- INPUT DATA:
-- Opening Marker --

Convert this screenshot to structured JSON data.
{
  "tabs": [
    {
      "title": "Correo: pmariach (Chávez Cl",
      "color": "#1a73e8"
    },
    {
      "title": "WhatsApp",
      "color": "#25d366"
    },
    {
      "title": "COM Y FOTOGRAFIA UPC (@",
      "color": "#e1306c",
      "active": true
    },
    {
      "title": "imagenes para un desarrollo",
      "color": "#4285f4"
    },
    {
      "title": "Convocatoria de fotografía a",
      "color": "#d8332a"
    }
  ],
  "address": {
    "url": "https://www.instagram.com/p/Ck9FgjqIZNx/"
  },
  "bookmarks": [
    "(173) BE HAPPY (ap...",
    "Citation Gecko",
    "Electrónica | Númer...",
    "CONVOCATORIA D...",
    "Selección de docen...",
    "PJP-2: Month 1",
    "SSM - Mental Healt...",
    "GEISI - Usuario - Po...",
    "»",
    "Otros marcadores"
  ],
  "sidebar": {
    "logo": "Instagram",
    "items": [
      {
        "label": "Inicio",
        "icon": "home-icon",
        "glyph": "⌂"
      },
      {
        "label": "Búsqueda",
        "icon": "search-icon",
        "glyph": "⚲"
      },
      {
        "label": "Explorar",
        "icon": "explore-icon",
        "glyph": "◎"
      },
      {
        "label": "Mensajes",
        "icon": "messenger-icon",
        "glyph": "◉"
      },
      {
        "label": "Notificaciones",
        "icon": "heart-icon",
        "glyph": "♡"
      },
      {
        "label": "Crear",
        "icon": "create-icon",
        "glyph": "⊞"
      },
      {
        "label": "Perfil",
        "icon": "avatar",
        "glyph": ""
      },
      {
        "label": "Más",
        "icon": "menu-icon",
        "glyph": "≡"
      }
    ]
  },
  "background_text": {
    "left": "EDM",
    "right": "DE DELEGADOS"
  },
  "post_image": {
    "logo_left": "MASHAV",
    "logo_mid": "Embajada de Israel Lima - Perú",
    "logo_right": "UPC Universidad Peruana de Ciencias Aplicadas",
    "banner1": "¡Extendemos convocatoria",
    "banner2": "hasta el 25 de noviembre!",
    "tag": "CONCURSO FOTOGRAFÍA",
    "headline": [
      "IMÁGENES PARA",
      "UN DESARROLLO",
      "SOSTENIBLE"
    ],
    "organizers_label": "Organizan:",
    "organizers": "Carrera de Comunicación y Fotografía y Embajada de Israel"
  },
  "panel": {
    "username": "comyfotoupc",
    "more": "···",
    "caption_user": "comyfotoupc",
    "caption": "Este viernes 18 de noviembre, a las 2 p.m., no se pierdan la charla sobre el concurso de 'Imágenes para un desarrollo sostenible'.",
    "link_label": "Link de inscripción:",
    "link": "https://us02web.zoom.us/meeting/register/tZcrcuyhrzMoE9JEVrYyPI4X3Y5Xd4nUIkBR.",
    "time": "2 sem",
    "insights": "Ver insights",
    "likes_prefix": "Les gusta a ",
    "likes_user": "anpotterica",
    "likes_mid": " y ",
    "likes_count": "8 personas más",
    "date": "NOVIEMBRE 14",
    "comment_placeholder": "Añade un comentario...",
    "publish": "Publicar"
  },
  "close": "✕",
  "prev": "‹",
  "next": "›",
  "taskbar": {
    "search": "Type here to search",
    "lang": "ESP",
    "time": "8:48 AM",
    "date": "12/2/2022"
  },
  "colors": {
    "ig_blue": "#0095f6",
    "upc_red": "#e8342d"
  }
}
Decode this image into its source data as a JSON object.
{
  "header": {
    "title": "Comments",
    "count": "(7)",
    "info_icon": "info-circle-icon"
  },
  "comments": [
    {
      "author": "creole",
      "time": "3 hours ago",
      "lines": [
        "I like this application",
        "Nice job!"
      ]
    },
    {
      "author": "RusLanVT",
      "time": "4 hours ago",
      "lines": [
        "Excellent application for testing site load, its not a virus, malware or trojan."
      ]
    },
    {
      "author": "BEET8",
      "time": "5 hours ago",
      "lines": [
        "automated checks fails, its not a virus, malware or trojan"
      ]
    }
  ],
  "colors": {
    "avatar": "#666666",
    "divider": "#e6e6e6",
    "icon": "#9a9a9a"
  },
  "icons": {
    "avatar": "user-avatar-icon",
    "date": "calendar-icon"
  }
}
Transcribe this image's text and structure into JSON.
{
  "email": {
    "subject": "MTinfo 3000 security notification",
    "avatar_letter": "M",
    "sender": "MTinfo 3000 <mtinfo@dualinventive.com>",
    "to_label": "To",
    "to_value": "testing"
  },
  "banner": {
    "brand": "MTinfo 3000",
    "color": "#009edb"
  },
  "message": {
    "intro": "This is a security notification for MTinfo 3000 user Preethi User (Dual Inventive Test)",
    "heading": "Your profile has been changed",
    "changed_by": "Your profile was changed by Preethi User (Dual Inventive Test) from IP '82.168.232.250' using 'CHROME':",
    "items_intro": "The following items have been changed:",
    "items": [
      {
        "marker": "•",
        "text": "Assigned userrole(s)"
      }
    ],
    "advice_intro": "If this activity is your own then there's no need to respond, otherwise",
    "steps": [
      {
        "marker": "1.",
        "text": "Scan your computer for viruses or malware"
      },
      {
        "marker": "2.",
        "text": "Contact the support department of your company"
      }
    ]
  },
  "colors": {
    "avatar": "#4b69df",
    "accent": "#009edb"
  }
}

-- Closing Marker --

Where a line of the records includes "https", copy it.

    "url": "https://www.instagram.com/p/Ck9FgjqIZNx/"
    "link": "https://us02web.zoom.us/meeting/register/tZcrcuyhrzMoE9JEVrYyPI4X3Y5Xd4nUIkBR.",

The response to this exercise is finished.